## Directions for this task
Your task is to extract the lines from the one holding "Read all visible" through the end of the material. Set them down exactly and add nothing.

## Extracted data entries
○ ○ ○ ○ ○ ○ ○

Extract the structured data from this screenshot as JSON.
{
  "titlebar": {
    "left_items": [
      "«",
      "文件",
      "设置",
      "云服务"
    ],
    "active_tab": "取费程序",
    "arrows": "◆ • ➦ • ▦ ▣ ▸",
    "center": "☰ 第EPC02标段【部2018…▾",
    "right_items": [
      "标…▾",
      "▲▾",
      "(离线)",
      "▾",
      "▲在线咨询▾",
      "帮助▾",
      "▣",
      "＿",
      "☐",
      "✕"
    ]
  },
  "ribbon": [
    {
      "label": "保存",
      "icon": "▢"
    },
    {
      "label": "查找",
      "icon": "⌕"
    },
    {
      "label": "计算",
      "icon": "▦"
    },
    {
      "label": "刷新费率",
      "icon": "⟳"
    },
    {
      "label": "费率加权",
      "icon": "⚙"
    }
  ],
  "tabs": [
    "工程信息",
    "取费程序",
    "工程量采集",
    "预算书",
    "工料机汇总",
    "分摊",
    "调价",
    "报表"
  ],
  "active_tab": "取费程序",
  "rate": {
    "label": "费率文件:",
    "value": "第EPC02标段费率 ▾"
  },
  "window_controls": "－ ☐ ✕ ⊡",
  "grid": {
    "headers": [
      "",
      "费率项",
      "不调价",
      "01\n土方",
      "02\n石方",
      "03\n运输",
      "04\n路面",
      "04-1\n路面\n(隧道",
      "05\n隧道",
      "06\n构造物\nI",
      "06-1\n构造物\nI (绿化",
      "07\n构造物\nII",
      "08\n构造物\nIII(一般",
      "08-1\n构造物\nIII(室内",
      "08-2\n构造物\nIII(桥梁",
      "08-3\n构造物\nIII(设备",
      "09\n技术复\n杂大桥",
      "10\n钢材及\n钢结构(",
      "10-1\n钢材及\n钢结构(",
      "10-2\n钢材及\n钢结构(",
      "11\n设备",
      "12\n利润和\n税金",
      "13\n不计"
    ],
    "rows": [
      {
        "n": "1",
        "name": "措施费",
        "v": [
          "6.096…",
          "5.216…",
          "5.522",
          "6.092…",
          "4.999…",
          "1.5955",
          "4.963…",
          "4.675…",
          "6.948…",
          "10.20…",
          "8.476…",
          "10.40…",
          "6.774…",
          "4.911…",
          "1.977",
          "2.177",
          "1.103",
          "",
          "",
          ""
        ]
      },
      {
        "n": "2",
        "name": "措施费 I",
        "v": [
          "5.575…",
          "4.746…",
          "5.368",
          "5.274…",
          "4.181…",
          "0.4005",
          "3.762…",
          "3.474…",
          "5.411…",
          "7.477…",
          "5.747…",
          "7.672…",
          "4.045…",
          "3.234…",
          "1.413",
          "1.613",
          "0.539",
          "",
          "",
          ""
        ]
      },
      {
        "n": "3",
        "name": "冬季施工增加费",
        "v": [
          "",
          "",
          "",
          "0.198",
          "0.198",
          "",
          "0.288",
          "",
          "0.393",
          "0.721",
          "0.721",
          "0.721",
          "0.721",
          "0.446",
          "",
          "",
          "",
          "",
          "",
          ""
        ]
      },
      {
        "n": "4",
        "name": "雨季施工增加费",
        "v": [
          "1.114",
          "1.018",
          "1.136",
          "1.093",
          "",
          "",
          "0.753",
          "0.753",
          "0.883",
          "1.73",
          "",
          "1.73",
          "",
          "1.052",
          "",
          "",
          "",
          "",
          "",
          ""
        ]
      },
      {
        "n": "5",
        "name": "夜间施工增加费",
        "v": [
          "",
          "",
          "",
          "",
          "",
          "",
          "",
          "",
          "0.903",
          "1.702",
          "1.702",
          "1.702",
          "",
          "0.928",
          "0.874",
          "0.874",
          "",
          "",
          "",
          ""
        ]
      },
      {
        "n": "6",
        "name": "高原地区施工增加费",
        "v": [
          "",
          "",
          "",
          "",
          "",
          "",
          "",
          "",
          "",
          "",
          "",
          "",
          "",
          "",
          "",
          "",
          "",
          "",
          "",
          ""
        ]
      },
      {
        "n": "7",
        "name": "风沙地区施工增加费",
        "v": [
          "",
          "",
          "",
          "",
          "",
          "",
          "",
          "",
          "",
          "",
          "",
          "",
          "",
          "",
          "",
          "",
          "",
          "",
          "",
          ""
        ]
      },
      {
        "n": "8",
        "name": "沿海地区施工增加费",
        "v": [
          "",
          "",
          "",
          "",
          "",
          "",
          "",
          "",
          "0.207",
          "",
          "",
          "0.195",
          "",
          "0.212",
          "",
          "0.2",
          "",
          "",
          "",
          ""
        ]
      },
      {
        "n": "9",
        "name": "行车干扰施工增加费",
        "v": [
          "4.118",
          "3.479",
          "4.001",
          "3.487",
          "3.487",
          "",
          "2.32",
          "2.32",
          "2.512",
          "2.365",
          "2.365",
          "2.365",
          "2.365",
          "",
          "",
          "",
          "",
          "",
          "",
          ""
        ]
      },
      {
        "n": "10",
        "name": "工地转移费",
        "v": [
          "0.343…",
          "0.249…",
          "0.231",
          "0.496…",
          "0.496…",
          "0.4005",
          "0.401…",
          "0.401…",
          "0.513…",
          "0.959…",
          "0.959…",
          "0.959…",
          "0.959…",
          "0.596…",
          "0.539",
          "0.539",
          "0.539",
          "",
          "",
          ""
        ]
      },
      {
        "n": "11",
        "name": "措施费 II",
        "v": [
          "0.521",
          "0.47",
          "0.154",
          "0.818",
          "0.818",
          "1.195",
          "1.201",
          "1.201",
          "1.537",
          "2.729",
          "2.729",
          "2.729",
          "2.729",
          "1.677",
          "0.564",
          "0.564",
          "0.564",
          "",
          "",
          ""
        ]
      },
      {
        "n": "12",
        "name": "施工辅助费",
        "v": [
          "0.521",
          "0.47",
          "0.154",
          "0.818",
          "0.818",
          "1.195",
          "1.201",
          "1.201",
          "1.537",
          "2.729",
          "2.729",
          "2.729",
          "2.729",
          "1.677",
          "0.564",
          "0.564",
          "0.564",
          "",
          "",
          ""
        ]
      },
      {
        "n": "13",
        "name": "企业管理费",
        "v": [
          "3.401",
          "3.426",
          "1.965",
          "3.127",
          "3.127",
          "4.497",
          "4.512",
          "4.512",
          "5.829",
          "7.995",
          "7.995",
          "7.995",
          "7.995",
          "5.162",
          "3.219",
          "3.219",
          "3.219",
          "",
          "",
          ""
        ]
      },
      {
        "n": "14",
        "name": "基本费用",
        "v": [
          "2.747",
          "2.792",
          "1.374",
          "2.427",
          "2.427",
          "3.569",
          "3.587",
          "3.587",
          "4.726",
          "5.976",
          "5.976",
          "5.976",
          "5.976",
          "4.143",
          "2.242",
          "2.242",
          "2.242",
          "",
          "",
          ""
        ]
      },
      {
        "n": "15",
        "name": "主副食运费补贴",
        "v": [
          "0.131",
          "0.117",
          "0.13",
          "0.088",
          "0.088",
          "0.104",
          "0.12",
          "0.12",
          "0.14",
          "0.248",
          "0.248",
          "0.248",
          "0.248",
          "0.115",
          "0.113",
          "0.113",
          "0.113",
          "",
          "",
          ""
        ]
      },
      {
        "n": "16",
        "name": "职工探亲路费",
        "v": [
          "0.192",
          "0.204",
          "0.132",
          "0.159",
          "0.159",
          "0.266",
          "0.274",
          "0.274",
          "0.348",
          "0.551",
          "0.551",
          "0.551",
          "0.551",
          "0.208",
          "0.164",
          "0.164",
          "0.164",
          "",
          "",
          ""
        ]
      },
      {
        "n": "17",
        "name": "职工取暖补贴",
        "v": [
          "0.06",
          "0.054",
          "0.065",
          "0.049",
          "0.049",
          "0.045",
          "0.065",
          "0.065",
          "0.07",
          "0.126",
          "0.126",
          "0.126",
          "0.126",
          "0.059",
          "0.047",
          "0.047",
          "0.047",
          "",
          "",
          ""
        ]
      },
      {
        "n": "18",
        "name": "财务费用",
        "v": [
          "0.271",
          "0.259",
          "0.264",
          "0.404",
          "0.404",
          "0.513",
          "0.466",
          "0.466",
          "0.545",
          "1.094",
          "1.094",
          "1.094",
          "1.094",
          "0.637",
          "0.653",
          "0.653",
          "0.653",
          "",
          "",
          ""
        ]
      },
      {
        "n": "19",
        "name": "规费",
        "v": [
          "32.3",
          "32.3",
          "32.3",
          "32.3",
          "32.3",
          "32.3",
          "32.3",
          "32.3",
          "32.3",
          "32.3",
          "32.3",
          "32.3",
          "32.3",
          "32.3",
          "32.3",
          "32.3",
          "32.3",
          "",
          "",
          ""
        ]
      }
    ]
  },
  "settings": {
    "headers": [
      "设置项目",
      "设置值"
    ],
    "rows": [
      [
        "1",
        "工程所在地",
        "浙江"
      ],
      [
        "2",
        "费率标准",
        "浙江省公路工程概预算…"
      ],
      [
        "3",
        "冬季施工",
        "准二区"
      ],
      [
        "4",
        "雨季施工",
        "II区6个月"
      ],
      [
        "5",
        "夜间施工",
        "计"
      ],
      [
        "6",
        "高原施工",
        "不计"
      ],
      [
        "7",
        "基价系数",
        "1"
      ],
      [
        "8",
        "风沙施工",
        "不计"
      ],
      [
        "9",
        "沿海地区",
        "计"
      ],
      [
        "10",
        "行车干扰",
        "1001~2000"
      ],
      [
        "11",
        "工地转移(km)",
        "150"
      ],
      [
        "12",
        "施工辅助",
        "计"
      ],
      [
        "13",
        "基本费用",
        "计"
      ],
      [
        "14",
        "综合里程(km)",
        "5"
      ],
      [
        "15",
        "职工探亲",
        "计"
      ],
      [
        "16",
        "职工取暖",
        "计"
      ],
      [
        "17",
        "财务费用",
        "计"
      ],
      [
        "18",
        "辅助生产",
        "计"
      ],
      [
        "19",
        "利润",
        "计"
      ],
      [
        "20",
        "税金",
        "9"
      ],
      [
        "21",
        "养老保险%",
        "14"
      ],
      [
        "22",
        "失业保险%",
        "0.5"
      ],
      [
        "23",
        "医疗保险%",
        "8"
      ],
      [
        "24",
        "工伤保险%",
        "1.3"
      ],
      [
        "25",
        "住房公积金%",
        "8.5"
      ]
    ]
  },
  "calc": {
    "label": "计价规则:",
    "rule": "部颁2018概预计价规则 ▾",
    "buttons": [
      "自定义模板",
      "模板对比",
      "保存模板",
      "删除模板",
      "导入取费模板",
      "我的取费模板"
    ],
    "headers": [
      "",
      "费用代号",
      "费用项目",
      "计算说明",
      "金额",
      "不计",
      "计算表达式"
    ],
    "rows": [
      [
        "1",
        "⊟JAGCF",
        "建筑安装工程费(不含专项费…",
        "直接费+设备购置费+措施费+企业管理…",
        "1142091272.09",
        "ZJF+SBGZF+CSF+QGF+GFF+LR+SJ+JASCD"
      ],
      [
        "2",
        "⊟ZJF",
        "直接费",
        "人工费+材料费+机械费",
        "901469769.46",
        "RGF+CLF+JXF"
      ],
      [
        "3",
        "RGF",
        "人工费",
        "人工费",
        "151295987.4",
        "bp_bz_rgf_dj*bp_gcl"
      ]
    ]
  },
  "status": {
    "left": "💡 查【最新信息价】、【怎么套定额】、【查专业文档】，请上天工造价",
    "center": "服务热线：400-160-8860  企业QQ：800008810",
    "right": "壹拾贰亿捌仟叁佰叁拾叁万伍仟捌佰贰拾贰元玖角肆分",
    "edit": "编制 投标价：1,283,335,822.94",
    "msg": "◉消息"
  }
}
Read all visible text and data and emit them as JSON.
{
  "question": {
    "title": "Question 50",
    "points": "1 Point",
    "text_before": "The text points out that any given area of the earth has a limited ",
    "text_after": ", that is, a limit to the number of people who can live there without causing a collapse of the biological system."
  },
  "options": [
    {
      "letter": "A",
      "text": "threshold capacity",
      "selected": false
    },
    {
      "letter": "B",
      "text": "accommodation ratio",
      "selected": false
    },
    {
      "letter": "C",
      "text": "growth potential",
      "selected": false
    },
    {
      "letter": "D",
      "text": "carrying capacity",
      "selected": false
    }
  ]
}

○ ○ ○ ○ ○ ○ ○

## The output
Read all visible text and data and emit them as JSON.
{
  "question": {
    "title": "Question 50",
    "points": "1 Point",
    "text_before": "The text points out that any given area of the earth has a limited ",
    "text_after": ", that is, a limit to the number of people who can live there without causing a collapse of the biological system."
  },
  "options": [
    {
      "letter": "A",
      "text": "threshold capacity",
      "selected": false
    },
    {
      "letter": "B",
      "text": "accommodation ratio",
      "selected": false
    },
    {
      "letter": "C",
      "text": "growth potential",
      "selected": false
    },
    {
      "letter": "D",
      "text": "carrying capacity",
      "selected": false
    }
  ]
}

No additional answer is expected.